Each record below must be returned exactly as shown.

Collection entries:

━━━━━━━━━━━━━━━━━━━━━━━━━━━━━━

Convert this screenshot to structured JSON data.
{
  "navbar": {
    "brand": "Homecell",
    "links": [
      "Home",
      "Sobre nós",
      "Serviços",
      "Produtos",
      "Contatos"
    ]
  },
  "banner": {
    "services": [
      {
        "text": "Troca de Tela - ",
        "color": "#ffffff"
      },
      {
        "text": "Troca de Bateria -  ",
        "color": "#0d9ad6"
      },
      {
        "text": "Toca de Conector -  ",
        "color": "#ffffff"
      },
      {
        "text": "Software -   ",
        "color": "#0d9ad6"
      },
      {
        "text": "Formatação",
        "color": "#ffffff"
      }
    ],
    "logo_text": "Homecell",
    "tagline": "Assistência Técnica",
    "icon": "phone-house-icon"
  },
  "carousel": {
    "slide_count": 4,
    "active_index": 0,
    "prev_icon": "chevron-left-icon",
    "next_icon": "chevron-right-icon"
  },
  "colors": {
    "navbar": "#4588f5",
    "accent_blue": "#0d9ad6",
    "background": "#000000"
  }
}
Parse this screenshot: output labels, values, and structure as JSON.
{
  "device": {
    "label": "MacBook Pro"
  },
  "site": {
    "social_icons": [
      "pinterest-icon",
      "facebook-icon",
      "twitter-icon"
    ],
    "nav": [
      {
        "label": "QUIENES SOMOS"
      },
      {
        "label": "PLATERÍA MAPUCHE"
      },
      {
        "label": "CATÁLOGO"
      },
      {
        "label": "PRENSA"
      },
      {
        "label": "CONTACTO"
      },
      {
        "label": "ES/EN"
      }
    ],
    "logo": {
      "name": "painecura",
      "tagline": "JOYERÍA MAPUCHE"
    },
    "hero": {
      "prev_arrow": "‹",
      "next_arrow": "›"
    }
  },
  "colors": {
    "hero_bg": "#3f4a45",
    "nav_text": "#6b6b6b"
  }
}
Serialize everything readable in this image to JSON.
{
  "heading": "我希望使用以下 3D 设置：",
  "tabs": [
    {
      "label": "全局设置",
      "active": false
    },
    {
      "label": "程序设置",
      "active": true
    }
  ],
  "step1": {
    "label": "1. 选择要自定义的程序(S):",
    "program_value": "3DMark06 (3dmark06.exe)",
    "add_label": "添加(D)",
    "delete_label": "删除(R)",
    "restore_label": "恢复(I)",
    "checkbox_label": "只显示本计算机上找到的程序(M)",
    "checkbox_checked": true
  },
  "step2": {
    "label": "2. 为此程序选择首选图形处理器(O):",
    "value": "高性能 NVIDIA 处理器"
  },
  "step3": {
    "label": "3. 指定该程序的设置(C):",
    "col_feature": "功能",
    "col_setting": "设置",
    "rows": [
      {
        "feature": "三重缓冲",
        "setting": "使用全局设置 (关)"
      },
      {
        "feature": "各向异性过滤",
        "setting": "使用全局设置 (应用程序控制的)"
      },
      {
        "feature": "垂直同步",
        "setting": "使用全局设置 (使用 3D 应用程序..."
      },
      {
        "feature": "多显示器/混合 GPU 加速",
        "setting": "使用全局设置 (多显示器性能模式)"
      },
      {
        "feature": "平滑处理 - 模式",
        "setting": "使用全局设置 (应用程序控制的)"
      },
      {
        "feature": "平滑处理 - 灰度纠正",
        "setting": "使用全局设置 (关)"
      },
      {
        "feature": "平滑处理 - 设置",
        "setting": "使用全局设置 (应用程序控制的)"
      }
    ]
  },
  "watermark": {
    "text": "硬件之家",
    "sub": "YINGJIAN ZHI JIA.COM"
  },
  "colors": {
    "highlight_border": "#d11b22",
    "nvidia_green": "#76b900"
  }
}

━━━━━━━━━━━━━━━━━━━━━━━━━━━━━━

--- SOLUTION TO THIS PROBLEM ---
Convert this screenshot to structured JSON data.
{
  "navbar": {
    "brand": "Homecell",
    "links": [
      "Home",
      "Sobre nós",
      "Serviços",
      "Produtos",
      "Contatos"
    ]
  },
  "banner": {
    "services": [
      {
        "text": "Troca de Tela - ",
        "color": "#ffffff"
      },
      {
        "text": "Troca de Bateria -  ",
        "color": "#0d9ad6"
      },
      {
        "text": "Toca de Conector -  ",
        "color": "#ffffff"
      },
      {
        "text": "Software -   ",
        "color": "#0d9ad6"
      },
      {
        "text": "Formatação",
        "color": "#ffffff"
      }
    ],
    "logo_text": "Homecell",
    "tagline": "Assistência Técnica",
    "icon": "phone-house-icon"
  },
  "carousel": {
    "slide_count": 4,
    "active_index": 0,
    "prev_icon": "chevron-left-icon",
    "next_icon": "chevron-right-icon"
  },
  "colors": {
    "navbar": "#4588f5",
    "accent_blue": "#0d9ad6",
    "background": "#000000"
  }
}
Parse this screenshot: output labels, values, and structure as JSON.
{
  "device": {
    "label": "MacBook Pro"
  },
  "site": {
    "social_icons": [
      "pinterest-icon",
      "facebook-icon",
      "twitter-icon"
    ],
    "nav": [
      {
        "label": "QUIENES SOMOS"
      },
      {
        "label": "PLATERÍA MAPUCHE"
      },
      {
        "label": "CATÁLOGO"
      },
      {
        "label": "PRENSA"
      },
      {
        "label": "CONTACTO"
      },
      {
        "label": "ES/EN"
      }
    ],
    "logo": {
      "name": "painecura",
      "tagline": "JOYERÍA MAPUCHE"
    },
    "hero": {
      "prev_arrow": "‹",
      "next_arrow": "›"
    }
  },
  "colors": {
    "hero_bg": "#3f4a45",
    "nav_text": "#6b6b6b"
  }
}
Serialize everything readable in this image to JSON.
{
  "heading": "我希望使用以下 3D 设置：",
  "tabs": [
    {
      "label": "全局设置",
      "active": false
    },
    {
      "label": "程序设置",
      "active": true
    }
  ],
  "step1": {
    "label": "1. 选择要自定义的程序(S):",
    "program_value": "3DMark06 (3dmark06.exe)",
    "add_label": "添加(D)",
    "delete_label": "删除(R)",
    "restore_label": "恢复(I)",
    "checkbox_label": "只显示本计算机上找到的程序(M)",
    "checkbox_checked": true
  },
  "step2": {
    "label": "2. 为此程序选择首选图形处理器(O):",
    "value": "高性能 NVIDIA 处理器"
  },
  "step3": {
    "label": "3. 指定该程序的设置(C):",
    "col_feature": "功能",
    "col_setting": "设置",
    "rows": [
      {
        "feature": "三重缓冲",
        "setting": "使用全局设置 (关)"
      },
      {
        "feature": "各向异性过滤",
        "setting": "使用全局设置 (应用程序控制的)"
      },
      {
        "feature": "垂直同步",
        "setting": "使用全局设置 (使用 3D 应用程序..."
      },
      {
        "feature": "多显示器/混合 GPU 加速",
        "setting": "使用全局设置 (多显示器性能模式)"
      },
      {
        "feature": "平滑处理 - 模式",
        "setting": "使用全局设置 (应用程序控制的)"
      },
      {
        "feature": "平滑处理 - 灰度纠正",
        "setting": "使用全局设置 (关)"
      },
      {
        "feature": "平滑处理 - 设置",
        "setting": "使用全局设置 (应用程序控制的)"
      }
    ]
  },
  "watermark": {
    "text": "硬件之家",
    "sub": "YINGJIAN ZHI JIA.COM"
  },
  "colors": {
    "highlight_border": "#d11b22",
    "nvidia_green": "#76b900"
  }
}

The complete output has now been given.